_Material provided:_
-- -- --

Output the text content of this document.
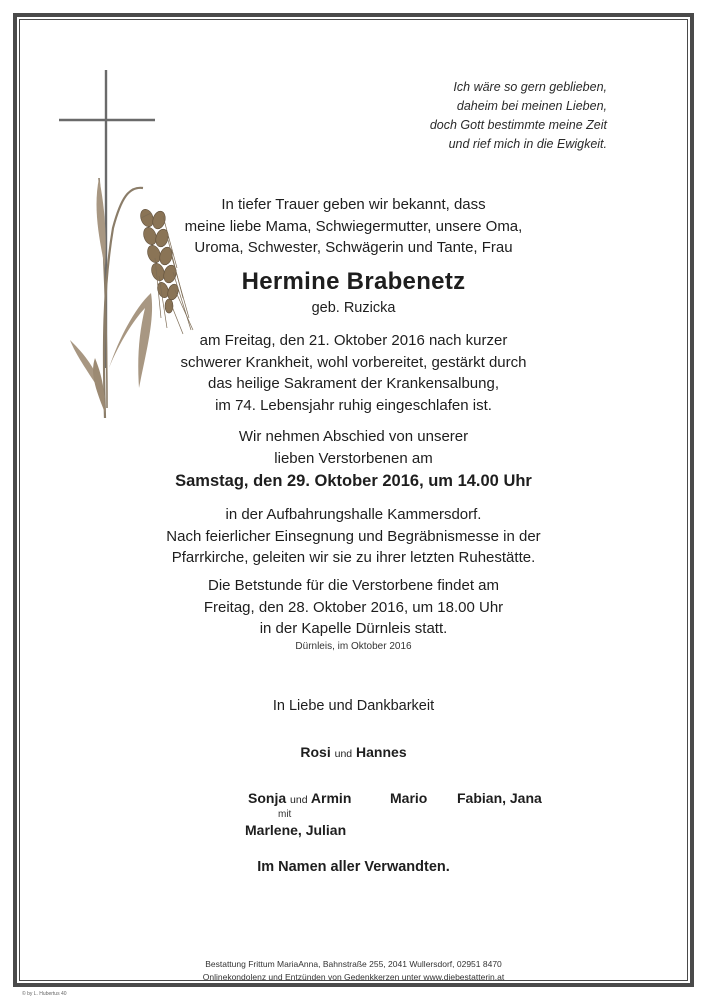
Ich wäre so gern geblieben,
daheim bei meinen Lieben,
doch Gott bestimmte meine Zeit
und rief mich in die Ewigkeit.
In tiefer Trauer geben wir bekannt, dass
meine liebe Mama, Schwiegermutter, unsere Oma,
Uroma, Schwester, Schwägerin und Tante, Frau
Hermine Brabenetz
geb. Ruzicka
am Freitag, den 21. Oktober 2016 nach kurzer
schwerer Krankheit, wohl vorbereitet, gestärkt durch
das heilige Sakrament der Krankensalbung,
im 74. Lebensjahr ruhig eingeschlafen ist.
Wir nehmen Abschied von unserer
lieben Verstorbenen am
Samstag, den 29. Oktober 2016, um 14.00 Uhr
in der Aufbahrungshalle Kammersdorf.
Nach feierlicher Einsegnung und Begräbnismesse in der
Pfarrkirche, geleiten wir sie zu ihrer letzten Ruhestätte.
Die Betstunde für die Verstorbene findet am
Freitag, den 28. Oktober 2016, um 18.00 Uhr
in der Kapelle Dürnleis statt.
Dürnleis, im Oktober 2016
In Liebe und Dankbarkeit
Rosi und Hannes
Sonja und Armin	Mario Fabian, Jana
mit
Marlene, Julian
Im Namen aller Verwandten.
Bestattung Frittum MariaAnna, Bahnstraße 255, 2041 Wullersdorf, 02951 8470
Onlinekondolenz und Entzünden von Gedenkkerzen unter www.diebestatterin.at
© by L. Hubertus 40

-- -- --

Return all lines of the material above in which the word "Oktober" occurs.

_Response to the task:_
am Freitag, den 21. Oktober 2016 nach kurzer
Samstag, den 29. Oktober 2016, um 14.00 Uhr
Freitag, den 28. Oktober 2016, um 18.00 Uhr
Dürnleis, im Oktober 2016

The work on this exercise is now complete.